Stored items:

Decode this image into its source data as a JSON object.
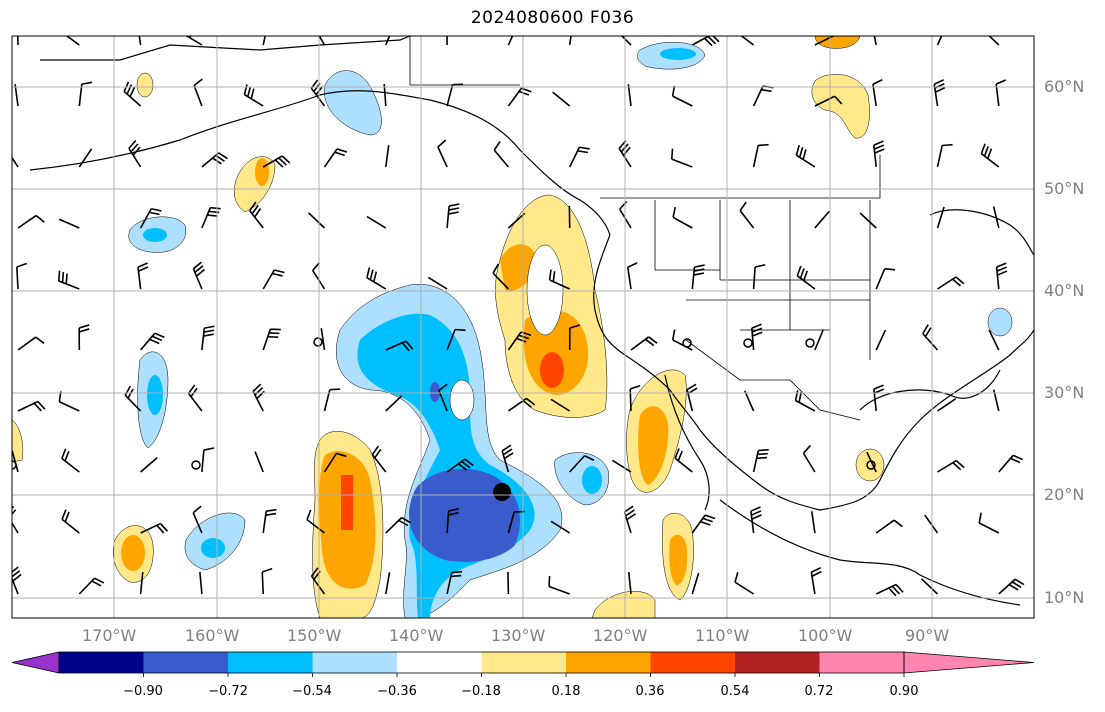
{
  "title": "2024080600 F036",
  "lat_labels": [
    "60°N",
    "50°N",
    "40°N",
    "30°N",
    "20°N",
    "10°N"
  ],
  "lon_labels": [
    "170°W",
    "160°W",
    "150°W",
    "140°W",
    "130°W",
    "120°W",
    "110°W",
    "100°W",
    "90°W"
  ],
  "colorbar": {
    "ticks": [
      "−0.90",
      "−0.72",
      "−0.54",
      "−0.36",
      "−0.18",
      "0.18",
      "0.36",
      "0.54",
      "0.72",
      "0.90"
    ],
    "colors": [
      "#9932CC",
      "#00008B",
      "#3A5BCB",
      "#00BFFF",
      "#ADDFFF",
      "#FFFFFF",
      "#FFE88A",
      "#FFA500",
      "#FF4500",
      "#B22222",
      "#FF85B0"
    ]
  },
  "map": {
    "projection": "PlateCarree",
    "lon_range": [
      -180,
      -80
    ],
    "lat_range": [
      8,
      65
    ],
    "grid": true,
    "storm_marker": "black dot near 20°N 133°W"
  }
}
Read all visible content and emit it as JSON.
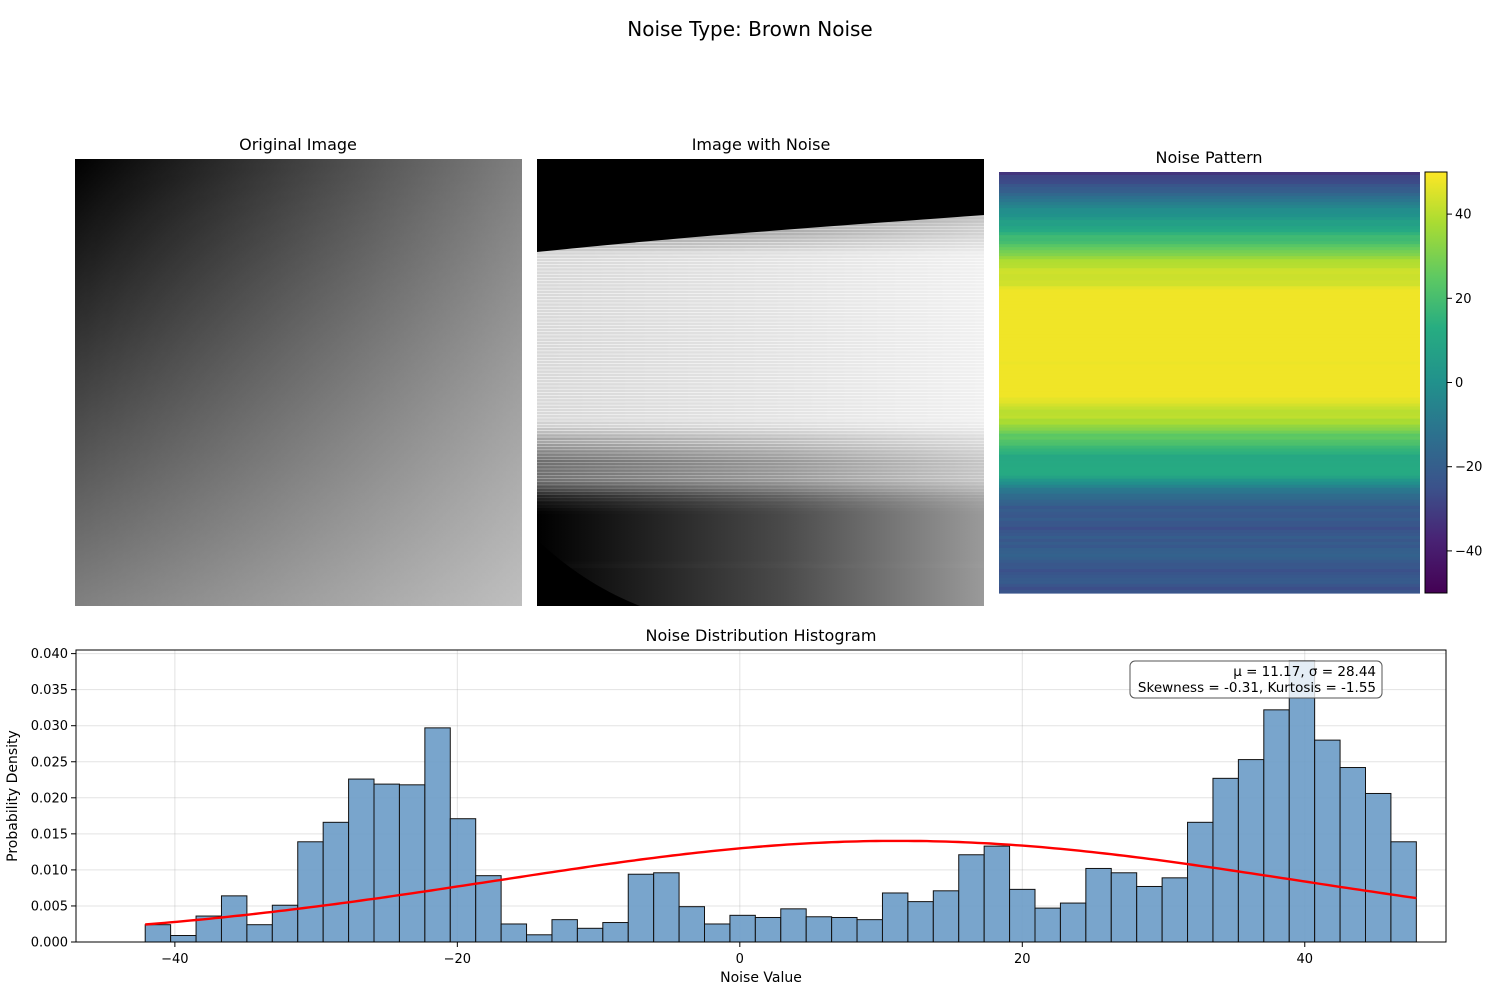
{
  "suptitle": "Noise Type: Brown Noise",
  "panels": {
    "original_title": "Original Image",
    "noisy_title": "Image with Noise",
    "noise_title": "Noise Pattern",
    "colorbar": {
      "min": -50,
      "max": 50,
      "ticks": [
        40,
        20,
        0,
        -20,
        -40
      ],
      "colormap": "viridis"
    }
  },
  "chart_data": {
    "type": "bar",
    "title": "Noise Distribution Histogram",
    "xlabel": "Noise Value",
    "ylabel": "Probability Density",
    "xlim": [
      -47,
      50
    ],
    "ylim": [
      0,
      0.0405
    ],
    "xticks": [
      -40,
      -20,
      0,
      20,
      40
    ],
    "yticks": [
      0.0,
      0.005,
      0.01,
      0.015,
      0.02,
      0.025,
      0.03,
      0.035,
      0.04
    ],
    "grid": true,
    "bin_start": -42.1,
    "bin_width": 1.8,
    "values": [
      0.0024,
      0.0009,
      0.0036,
      0.0064,
      0.0024,
      0.0051,
      0.0139,
      0.0166,
      0.0226,
      0.0219,
      0.0218,
      0.0297,
      0.0171,
      0.0092,
      0.0025,
      0.001,
      0.0031,
      0.0019,
      0.0027,
      0.0094,
      0.0096,
      0.0049,
      0.0025,
      0.0037,
      0.0034,
      0.0046,
      0.0035,
      0.0034,
      0.0031,
      0.0068,
      0.0056,
      0.0071,
      0.0121,
      0.0133,
      0.0073,
      0.0047,
      0.0054,
      0.0102,
      0.0096,
      0.0077,
      0.0089,
      0.0166,
      0.0227,
      0.0253,
      0.0322,
      0.039,
      0.028,
      0.0242,
      0.0206,
      0.0139
    ],
    "bar_color": "#6a9bc6",
    "fit_curve": {
      "mean": 11.17,
      "std": 28.44,
      "color": "#ff0000"
    },
    "stats_line1": "μ = 11.17, σ = 28.44",
    "stats_line2": "Skewness = -0.31, Kurtosis = -1.55",
    "legend_position": "top-right"
  }
}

_Challenge_.
Say how many lines contain "Noise", and give nothing but that number.

_Solution_.
5